:: Problem to solve ::
Reproduce the entire listing word for word.

:: Dataset content ::

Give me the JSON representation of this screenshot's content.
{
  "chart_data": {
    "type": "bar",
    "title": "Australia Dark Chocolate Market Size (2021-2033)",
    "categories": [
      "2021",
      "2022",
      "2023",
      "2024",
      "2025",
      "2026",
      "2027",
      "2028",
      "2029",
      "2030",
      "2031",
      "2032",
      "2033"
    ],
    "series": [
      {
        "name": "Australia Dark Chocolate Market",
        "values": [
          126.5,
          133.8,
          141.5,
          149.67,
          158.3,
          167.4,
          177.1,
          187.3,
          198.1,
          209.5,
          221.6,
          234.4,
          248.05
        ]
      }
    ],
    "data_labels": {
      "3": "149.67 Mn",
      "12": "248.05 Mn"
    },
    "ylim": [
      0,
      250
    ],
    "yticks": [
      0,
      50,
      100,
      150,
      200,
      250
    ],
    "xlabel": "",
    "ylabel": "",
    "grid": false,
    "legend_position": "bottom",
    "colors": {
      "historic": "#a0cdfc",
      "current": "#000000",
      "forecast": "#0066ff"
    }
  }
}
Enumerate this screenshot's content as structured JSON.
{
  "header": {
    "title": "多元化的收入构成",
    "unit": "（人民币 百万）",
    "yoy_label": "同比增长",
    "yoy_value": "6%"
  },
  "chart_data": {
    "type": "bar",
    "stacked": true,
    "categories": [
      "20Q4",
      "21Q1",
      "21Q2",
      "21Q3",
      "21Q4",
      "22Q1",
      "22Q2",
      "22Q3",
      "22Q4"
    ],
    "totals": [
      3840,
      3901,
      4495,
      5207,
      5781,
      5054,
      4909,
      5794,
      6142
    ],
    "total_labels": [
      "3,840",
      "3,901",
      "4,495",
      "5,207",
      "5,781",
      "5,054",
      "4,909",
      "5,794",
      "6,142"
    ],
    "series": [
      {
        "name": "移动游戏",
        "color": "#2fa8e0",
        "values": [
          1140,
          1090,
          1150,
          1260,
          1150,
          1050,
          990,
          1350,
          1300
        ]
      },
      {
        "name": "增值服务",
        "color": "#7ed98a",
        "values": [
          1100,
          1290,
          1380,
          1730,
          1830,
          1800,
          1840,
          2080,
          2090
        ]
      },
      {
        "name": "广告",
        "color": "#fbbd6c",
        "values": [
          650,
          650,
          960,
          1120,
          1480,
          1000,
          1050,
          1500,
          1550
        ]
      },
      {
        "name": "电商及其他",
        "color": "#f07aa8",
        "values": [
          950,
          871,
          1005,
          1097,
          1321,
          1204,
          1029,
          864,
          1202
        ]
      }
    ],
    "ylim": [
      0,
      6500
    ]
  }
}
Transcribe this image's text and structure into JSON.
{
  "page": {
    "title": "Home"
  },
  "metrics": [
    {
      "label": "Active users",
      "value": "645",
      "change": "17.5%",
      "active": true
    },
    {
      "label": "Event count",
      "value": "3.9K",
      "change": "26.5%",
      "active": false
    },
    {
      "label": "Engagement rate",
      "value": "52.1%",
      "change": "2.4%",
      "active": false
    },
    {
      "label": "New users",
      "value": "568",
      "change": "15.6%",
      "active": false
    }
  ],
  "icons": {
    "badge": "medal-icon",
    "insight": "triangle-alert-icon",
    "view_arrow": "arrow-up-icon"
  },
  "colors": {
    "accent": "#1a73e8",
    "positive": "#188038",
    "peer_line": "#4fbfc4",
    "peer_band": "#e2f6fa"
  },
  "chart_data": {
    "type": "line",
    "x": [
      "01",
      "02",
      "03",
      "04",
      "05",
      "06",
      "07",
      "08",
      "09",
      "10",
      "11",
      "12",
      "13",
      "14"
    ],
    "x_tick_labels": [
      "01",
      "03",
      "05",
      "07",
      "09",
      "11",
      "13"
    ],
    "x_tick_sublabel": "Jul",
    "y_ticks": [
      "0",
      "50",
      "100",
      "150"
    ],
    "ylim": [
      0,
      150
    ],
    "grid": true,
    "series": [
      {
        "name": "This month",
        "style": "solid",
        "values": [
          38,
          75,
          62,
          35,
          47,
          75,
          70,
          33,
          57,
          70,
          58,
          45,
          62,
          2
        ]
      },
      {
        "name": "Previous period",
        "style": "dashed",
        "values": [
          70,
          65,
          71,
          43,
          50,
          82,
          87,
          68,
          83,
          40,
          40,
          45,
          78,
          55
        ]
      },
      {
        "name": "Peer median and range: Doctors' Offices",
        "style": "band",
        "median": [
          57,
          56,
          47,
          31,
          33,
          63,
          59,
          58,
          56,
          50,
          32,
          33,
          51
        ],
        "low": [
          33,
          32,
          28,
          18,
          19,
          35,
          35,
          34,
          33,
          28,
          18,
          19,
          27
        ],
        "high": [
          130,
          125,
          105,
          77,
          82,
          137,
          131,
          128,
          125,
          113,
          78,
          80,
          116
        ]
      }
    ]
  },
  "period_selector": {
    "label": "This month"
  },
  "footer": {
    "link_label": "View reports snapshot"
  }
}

:: The completed task ::
Give me the JSON representation of this screenshot's content.
{
  "chart_data": {
    "type": "bar",
    "title": "Australia Dark Chocolate Market Size (2021-2033)",
    "categories": [
      "2021",
      "2022",
      "2023",
      "2024",
      "2025",
      "2026",
      "2027",
      "2028",
      "2029",
      "2030",
      "2031",
      "2032",
      "2033"
    ],
    "series": [
      {
        "name": "Australia Dark Chocolate Market",
        "values": [
          126.5,
          133.8,
          141.5,
          149.67,
          158.3,
          167.4,
          177.1,
          187.3,
          198.1,
          209.5,
          221.6,
          234.4,
          248.05
        ]
      }
    ],
    "data_labels": {
      "3": "149.67 Mn",
      "12": "248.05 Mn"
    },
    "ylim": [
      0,
      250
    ],
    "yticks": [
      0,
      50,
      100,
      150,
      200,
      250
    ],
    "xlabel": "",
    "ylabel": "",
    "grid": false,
    "legend_position": "bottom",
    "colors": {
      "historic": "#a0cdfc",
      "current": "#000000",
      "forecast": "#0066ff"
    }
  }
}
Enumerate this screenshot's content as structured JSON.
{
  "header": {
    "title": "多元化的收入构成",
    "unit": "（人民币 百万）",
    "yoy_label": "同比增长",
    "yoy_value": "6%"
  },
  "chart_data": {
    "type": "bar",
    "stacked": true,
    "categories": [
      "20Q4",
      "21Q1",
      "21Q2",
      "21Q3",
      "21Q4",
      "22Q1",
      "22Q2",
      "22Q3",
      "22Q4"
    ],
    "totals": [
      3840,
      3901,
      4495,
      5207,
      5781,
      5054,
      4909,
      5794,
      6142
    ],
    "total_labels": [
      "3,840",
      "3,901",
      "4,495",
      "5,207",
      "5,781",
      "5,054",
      "4,909",
      "5,794",
      "6,142"
    ],
    "series": [
      {
        "name": "移动游戏",
        "color": "#2fa8e0",
        "values": [
          1140,
          1090,
          1150,
          1260,
          1150,
          1050,
          990,
          1350,
          1300
        ]
      },
      {
        "name": "增值服务",
        "color": "#7ed98a",
        "values": [
          1100,
          1290,
          1380,
          1730,
          1830,
          1800,
          1840,
          2080,
          2090
        ]
      },
      {
        "name": "广告",
        "color": "#fbbd6c",
        "values": [
          650,
          650,
          960,
          1120,
          1480,
          1000,
          1050,
          1500,
          1550
        ]
      },
      {
        "name": "电商及其他",
        "color": "#f07aa8",
        "values": [
          950,
          871,
          1005,
          1097,
          1321,
          1204,
          1029,
          864,
          1202
        ]
      }
    ],
    "ylim": [
      0,
      6500
    ]
  }
}
Transcribe this image's text and structure into JSON.
{
  "page": {
    "title": "Home"
  },
  "metrics": [
    {
      "label": "Active users",
      "value": "645",
      "change": "17.5%",
      "active": true
    },
    {
      "label": "Event count",
      "value": "3.9K",
      "change": "26.5%",
      "active": false
    },
    {
      "label": "Engagement rate",
      "value": "52.1%",
      "change": "2.4%",
      "active": false
    },
    {
      "label": "New users",
      "value": "568",
      "change": "15.6%",
      "active": false
    }
  ],
  "icons": {
    "badge": "medal-icon",
    "insight": "triangle-alert-icon",
    "view_arrow": "arrow-up-icon"
  },
  "colors": {
    "accent": "#1a73e8",
    "positive": "#188038",
    "peer_line": "#4fbfc4",
    "peer_band": "#e2f6fa"
  },
  "chart_data": {
    "type": "line",
    "x": [
      "01",
      "02",
      "03",
      "04",
      "05",
      "06",
      "07",
      "08",
      "09",
      "10",
      "11",
      "12",
      "13",
      "14"
    ],
    "x_tick_labels": [
      "01",
      "03",
      "05",
      "07",
      "09",
      "11",
      "13"
    ],
    "x_tick_sublabel": "Jul",
    "y_ticks": [
      "0",
      "50",
      "100",
      "150"
    ],
    "ylim": [
      0,
      150
    ],
    "grid": true,
    "series": [
      {
        "name": "This month",
        "style": "solid",
        "values": [
          38,
          75,
          62,
          35,
          47,
          75,
          70,
          33,
          57,
          70,
          58,
          45,
          62,
          2
        ]
      },
      {
        "name": "Previous period",
        "style": "dashed",
        "values": [
          70,
          65,
          71,
          43,
          50,
          82,
          87,
          68,
          83,
          40,
          40,
          45,
          78,
          55
        ]
      },
      {
        "name": "Peer median and range: Doctors' Offices",
        "style": "band",
        "median": [
          57,
          56,
          47,
          31,
          33,
          63,
          59,
          58,
          56,
          50,
          32,
          33,
          51
        ],
        "low": [
          33,
          32,
          28,
          18,
          19,
          35,
          35,
          34,
          33,
          28,
          18,
          19,
          27
        ],
        "high": [
          130,
          125,
          105,
          77,
          82,
          137,
          131,
          128,
          125,
          113,
          78,
          80,
          116
        ]
      }
    ]
  },
  "period_selector": {
    "label": "This month"
  },
  "footer": {
    "link_label": "View reports snapshot"
  }
}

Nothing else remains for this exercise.